━━━━━ ARTICLE

- Theatrical release poster
- Directed by: Steve Oedekerk
- Written by: Steve Oedekerk
- Produced by: Paul Marshal; Steve Oedekerk;
- Starring: Kevin James; Courteney Cox; Sam Elliott; Danny Glover; Wanda Sykes; Andie MacDowell; David Koechner;
- Edited by: Paul D. Calder; Billy Weber;
- Music by: John Debney
- Production companies: Paramount Pictures; Nickelodeon Movies; O Entertainment;
- Distributed by: Paramount Pictures
- Release dates: July 30, 2006 (ArcLight Hollywood); August 4, 2006 (United States);
- Running time: 90 minutes
- Country: United States
- Language: English
- Budget: $51 million
- Box office: $119 million

= Barnyard (film) =

2006 animated film directed by Steve Oedekerk

Barnyard (also known as Barnyard: The Original Party Animals) is a 2006 American animated adventure comedy film written and directed by Steve Oedekerk. The film stars the voices of Kevin James, Courteney Cox, Sam Elliott, Danny Glover, Wanda Sykes, Andie MacDowell and David Koechner. It tells the story of Otis, a carefree Holstein bull, who learns the value of responsibility when he becomes the leader of his farm home's community after his adoptive father's death from a coyote attack.

━━━━━━━━━━

EXERCISE 1: Could you pull out the entries from their first line through the line that contains "bar — [478, 172, 522, 534]", including both of those lines, and reproduce them without any changes?
EXERCISE 2: Can you continue the article on the film Barnyard from its last sentence?

━━━━━ RECORDED INFORMATION

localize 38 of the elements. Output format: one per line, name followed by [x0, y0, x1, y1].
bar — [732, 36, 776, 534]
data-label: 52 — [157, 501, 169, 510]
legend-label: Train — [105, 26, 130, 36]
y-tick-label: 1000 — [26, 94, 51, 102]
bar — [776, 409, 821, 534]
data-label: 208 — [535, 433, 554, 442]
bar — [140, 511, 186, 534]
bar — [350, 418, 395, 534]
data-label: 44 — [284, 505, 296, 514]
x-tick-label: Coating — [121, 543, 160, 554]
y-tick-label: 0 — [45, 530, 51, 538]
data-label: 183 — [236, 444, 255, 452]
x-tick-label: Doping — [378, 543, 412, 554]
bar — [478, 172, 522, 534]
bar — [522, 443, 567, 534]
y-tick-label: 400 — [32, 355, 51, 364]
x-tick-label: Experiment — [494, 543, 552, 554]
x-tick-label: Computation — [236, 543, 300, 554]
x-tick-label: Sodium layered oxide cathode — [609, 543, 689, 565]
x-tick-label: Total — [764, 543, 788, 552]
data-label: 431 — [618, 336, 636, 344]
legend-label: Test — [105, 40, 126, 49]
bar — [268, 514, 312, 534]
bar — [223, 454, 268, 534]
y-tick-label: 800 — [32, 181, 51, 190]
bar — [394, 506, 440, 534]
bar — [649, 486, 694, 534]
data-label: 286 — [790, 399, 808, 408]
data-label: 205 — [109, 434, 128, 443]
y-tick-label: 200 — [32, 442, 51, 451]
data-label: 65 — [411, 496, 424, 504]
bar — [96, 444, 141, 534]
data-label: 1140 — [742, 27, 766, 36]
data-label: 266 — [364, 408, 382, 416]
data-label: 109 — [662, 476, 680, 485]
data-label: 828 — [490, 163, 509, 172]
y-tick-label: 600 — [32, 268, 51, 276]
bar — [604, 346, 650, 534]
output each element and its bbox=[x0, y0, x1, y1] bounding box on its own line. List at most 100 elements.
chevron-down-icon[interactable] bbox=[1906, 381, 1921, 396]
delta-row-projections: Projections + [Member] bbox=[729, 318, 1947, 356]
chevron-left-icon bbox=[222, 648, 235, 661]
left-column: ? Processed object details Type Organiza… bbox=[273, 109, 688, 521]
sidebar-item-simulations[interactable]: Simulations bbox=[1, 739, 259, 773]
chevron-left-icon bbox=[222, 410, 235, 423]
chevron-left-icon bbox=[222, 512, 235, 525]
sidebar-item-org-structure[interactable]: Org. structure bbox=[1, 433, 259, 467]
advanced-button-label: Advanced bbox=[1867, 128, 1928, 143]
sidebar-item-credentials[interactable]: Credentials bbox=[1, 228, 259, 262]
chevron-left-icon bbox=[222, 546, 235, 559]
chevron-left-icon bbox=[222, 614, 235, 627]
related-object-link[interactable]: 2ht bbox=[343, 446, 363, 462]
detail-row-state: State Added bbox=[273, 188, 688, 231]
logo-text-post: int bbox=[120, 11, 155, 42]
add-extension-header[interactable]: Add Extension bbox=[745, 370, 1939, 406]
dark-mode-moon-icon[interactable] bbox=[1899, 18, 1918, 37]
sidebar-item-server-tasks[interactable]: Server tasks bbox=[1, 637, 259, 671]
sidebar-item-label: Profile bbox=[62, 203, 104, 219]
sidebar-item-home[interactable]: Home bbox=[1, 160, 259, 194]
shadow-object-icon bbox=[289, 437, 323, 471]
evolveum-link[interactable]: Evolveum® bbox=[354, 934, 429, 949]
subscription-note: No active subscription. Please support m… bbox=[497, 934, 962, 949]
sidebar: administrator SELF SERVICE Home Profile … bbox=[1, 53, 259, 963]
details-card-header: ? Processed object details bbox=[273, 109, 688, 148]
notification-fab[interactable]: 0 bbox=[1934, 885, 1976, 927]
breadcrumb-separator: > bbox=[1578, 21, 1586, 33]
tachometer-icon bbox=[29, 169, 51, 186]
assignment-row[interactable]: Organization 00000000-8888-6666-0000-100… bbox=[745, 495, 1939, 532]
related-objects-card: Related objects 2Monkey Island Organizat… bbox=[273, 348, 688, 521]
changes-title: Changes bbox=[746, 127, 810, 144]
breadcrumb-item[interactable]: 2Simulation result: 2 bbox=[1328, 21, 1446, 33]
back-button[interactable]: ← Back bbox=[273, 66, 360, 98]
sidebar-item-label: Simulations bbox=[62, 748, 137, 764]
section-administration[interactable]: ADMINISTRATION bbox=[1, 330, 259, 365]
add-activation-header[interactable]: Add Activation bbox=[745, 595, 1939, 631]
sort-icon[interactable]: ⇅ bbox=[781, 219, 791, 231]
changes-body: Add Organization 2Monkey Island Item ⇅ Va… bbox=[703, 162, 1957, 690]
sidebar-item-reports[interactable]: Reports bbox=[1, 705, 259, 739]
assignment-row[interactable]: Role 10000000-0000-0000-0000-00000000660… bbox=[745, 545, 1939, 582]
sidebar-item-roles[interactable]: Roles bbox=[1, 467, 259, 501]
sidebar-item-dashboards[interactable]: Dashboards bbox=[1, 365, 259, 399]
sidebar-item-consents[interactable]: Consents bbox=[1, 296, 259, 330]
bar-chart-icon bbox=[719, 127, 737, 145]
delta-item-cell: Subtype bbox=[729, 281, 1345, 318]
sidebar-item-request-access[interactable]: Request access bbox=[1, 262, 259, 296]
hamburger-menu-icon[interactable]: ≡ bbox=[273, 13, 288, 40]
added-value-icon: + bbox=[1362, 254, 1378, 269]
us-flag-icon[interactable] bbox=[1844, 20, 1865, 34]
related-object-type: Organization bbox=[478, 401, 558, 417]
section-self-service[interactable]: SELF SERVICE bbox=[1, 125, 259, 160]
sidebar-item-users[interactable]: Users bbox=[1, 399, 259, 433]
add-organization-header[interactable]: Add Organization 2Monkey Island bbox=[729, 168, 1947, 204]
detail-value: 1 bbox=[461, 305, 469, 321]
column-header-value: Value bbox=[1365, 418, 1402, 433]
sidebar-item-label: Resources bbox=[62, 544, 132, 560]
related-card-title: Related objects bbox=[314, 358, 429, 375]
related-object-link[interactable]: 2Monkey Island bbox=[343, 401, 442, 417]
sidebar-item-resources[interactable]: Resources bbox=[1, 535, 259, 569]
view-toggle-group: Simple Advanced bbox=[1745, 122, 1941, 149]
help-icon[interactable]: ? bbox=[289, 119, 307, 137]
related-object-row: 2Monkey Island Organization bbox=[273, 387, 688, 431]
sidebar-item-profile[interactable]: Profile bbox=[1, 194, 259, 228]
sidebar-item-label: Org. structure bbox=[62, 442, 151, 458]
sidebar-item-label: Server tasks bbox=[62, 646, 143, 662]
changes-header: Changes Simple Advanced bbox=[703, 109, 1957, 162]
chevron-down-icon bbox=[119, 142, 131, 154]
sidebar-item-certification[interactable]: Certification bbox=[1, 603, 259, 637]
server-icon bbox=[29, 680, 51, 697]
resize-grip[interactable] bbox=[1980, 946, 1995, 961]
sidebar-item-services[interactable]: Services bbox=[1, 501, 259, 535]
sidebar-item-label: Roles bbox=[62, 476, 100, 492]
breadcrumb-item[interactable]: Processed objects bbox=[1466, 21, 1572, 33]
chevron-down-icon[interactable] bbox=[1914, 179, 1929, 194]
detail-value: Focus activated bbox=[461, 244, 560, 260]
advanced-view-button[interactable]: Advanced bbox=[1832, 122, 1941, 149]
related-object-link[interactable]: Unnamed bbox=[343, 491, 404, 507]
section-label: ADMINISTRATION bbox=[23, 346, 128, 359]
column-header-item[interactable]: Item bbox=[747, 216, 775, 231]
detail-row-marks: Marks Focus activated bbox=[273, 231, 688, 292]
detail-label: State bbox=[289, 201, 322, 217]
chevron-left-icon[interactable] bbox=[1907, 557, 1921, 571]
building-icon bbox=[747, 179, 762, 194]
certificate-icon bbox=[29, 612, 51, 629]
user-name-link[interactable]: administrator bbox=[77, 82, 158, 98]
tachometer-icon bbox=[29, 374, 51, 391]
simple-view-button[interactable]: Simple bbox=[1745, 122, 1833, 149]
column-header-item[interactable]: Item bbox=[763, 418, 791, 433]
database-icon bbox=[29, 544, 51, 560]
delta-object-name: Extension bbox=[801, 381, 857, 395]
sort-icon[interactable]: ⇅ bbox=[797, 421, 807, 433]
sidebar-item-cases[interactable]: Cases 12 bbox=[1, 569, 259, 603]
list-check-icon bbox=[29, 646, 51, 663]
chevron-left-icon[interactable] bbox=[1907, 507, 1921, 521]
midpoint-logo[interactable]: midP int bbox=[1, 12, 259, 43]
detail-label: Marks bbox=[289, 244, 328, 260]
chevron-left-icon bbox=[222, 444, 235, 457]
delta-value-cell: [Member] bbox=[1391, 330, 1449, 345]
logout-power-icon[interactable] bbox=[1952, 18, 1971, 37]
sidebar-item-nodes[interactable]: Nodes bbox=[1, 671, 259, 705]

━━━━━━━━━━

RIGHT ANSWER 1:
localize 38 of the elements. Output format: one per line, name followed by [x0, y0, x1, y1].
bar — [732, 36, 776, 534]
data-label: 52 — [157, 501, 169, 510]
legend-label: Train — [105, 26, 130, 36]
y-tick-label: 1000 — [26, 94, 51, 102]
bar — [776, 409, 821, 534]
data-label: 208 — [535, 433, 554, 442]
bar — [140, 511, 186, 534]
bar — [350, 418, 395, 534]
data-label: 44 — [284, 505, 296, 514]
x-tick-label: Coating — [121, 543, 160, 554]
y-tick-label: 0 — [45, 530, 51, 538]
data-label: 183 — [236, 444, 255, 452]
x-tick-label: Doping — [378, 543, 412, 554]
bar — [478, 172, 522, 534]

RIGHT ANSWER 2:
Barnyard premiered at ArcLight Hollywood on July 30, 2006, and was released in the United States on August 4 by Paramount Pictures. The film received generally negative reviews from critics and grossed $119 million worldwide against a $51 million production budget. A sequel television series, Back at the Barnyard, premiered on Nickelodeon in 2007.

==Plot==
Otis, a carefree Holstein bull, who lives on a farm in the Arizona town of Oedeville, where its animal occupants are allowed to reveal their anthropomorphism when humans are not watching them. Otis prefers to have fun with his friends: Pip the mouse, Pig the pig, Freddy the ferret, and Peck the rooster, to the disapproval of his adoptive father, Ben, and the farm's leader.

One evening, Otis convinces Ben to cover his night watch, so he can attend a massive party in the barn and impress Daisy, a pregnant cow who recently arrived at the farm with her best friend Bessy. Before Otis leaves, Ben tells him he saw the stars dance the night he found him as a calf. As the farm animals party, the sadistic coyote Dag and his pack attempt to raid the farm's hen coop. Ben arrives and successfully fends the coyotes off alone, but is mortally wounded. Otis rushes to Ben's aid, but Ben dies in his arms.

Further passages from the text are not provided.